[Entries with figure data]
[START]
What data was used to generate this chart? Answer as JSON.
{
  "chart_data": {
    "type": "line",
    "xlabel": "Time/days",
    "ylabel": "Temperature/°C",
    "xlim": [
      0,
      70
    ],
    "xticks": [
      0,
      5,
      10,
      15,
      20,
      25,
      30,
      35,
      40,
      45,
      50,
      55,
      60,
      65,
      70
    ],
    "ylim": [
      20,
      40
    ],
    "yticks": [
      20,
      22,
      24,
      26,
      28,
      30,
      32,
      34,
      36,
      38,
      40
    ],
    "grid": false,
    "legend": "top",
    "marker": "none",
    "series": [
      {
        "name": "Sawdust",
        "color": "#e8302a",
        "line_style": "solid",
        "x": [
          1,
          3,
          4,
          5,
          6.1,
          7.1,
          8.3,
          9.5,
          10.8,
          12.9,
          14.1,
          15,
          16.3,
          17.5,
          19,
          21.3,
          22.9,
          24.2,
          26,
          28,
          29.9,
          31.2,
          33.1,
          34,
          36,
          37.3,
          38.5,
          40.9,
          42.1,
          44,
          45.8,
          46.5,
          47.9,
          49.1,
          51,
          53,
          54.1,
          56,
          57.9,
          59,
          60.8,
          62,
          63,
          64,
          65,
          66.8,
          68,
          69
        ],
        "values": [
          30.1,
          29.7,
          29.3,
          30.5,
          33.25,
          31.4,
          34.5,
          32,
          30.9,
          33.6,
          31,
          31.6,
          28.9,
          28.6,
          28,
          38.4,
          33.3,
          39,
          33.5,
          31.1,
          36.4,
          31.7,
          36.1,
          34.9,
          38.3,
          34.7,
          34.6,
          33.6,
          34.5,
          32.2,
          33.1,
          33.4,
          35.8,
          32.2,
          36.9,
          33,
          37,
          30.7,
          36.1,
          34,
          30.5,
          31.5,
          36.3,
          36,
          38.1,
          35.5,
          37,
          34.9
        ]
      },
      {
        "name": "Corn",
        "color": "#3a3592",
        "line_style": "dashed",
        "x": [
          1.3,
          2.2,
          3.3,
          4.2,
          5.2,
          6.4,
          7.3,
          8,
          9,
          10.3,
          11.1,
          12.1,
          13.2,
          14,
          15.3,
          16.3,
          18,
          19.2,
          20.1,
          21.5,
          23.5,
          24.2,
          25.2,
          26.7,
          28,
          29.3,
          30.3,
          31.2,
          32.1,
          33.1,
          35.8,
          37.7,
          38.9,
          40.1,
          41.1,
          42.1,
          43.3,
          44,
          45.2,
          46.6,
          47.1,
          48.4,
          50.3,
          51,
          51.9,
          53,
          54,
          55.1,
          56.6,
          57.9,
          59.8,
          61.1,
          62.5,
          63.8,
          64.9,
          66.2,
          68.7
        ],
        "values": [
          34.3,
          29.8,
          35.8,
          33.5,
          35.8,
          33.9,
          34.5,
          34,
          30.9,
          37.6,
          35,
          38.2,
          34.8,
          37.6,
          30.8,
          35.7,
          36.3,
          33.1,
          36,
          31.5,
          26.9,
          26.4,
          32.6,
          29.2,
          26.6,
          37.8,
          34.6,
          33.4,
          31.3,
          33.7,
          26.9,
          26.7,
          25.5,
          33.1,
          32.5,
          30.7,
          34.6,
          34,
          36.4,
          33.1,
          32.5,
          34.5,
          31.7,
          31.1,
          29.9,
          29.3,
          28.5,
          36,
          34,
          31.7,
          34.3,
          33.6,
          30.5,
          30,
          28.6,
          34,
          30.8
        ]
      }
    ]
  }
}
[END]
### Problem details
Go through the data and return every record exactly.

### Solution to the problem
What data was used to generate this chart? Answer as JSON.
{
  "chart_data": {
    "type": "line",
    "xlabel": "Time/days",
    "ylabel": "Temperature/°C",
    "xlim": [
      0,
      70
    ],
    "xticks": [
      0,
      5,
      10,
      15,
      20,
      25,
      30,
      35,
      40,
      45,
      50,
      55,
      60,
      65,
      70
    ],
    "ylim": [
      20,
      40
    ],
    "yticks": [
      20,
      22,
      24,
      26,
      28,
      30,
      32,
      34,
      36,
      38,
      40
    ],
    "grid": false,
    "legend": "top",
    "marker": "none",
    "series": [
      {
        "name": "Sawdust",
        "color": "#e8302a",
        "line_style": "solid",
        "x": [
          1,
          3,
          4,
          5,
          6.1,
          7.1,
          8.3,
          9.5,
          10.8,
          12.9,
          14.1,
          15,
          16.3,
          17.5,
          19,
          21.3,
          22.9,
          24.2,
          26,
          28,
          29.9,
          31.2,
          33.1,
          34,
          36,
          37.3,
          38.5,
          40.9,
          42.1,
          44,
          45.8,
          46.5,
          47.9,
          49.1,
          51,
          53,
          54.1,
          56,
          57.9,
          59,
          60.8,
          62,
          63,
          64,
          65,
          66.8,
          68,
          69
        ],
        "values": [
          30.1,
          29.7,
          29.3,
          30.5,
          33.25,
          31.4,
          34.5,
          32,
          30.9,
          33.6,
          31,
          31.6,
          28.9,
          28.6,
          28,
          38.4,
          33.3,
          39,
          33.5,
          31.1,
          36.4,
          31.7,
          36.1,
          34.9,
          38.3,
          34.7,
          34.6,
          33.6,
          34.5,
          32.2,
          33.1,
          33.4,
          35.8,
          32.2,
          36.9,
          33,
          37,
          30.7,
          36.1,
          34,
          30.5,
          31.5,
          36.3,
          36,
          38.1,
          35.5,
          37,
          34.9
        ]
      },
      {
        "name": "Corn",
        "color": "#3a3592",
        "line_style": "dashed",
        "x": [
          1.3,
          2.2,
          3.3,
          4.2,
          5.2,
          6.4,
          7.3,
          8,
          9,
          10.3,
          11.1,
          12.1,
          13.2,
          14,
          15.3,
          16.3,
          18,
          19.2,
          20.1,
          21.5,
          23.5,
          24.2,
          25.2,
          26.7,
          28,
          29.3,
          30.3,
          31.2,
          32.1,
          33.1,
          35.8,
          37.7,
          38.9,
          40.1,
          41.1,
          42.1,
          43.3,
          44,
          45.2,
          46.6,
          47.1,
          48.4,
          50.3,
          51,
          51.9,
          53,
          54,
          55.1,
          56.6,
          57.9,
          59.8,
          61.1,
          62.5,
          63.8,
          64.9,
          66.2,
          68.7
        ],
        "values": [
          34.3,
          29.8,
          35.8,
          33.5,
          35.8,
          33.9,
          34.5,
          34,
          30.9,
          37.6,
          35,
          38.2,
          34.8,
          37.6,
          30.8,
          35.7,
          36.3,
          33.1,
          36,
          31.5,
          26.9,
          26.4,
          32.6,
          29.2,
          26.6,
          37.8,
          34.6,
          33.4,
          31.3,
          33.7,
          26.9,
          26.7,
          25.5,
          33.1,
          32.5,
          30.7,
          34.6,
          34,
          36.4,
          33.1,
          32.5,
          34.5,
          31.7,
          31.1,
          29.9,
          29.3,
          28.5,
          36,
          34,
          31.7,
          34.3,
          33.6,
          30.5,
          30,
          28.6,
          34,
          30.8
        ]
      }
    ]
  }
}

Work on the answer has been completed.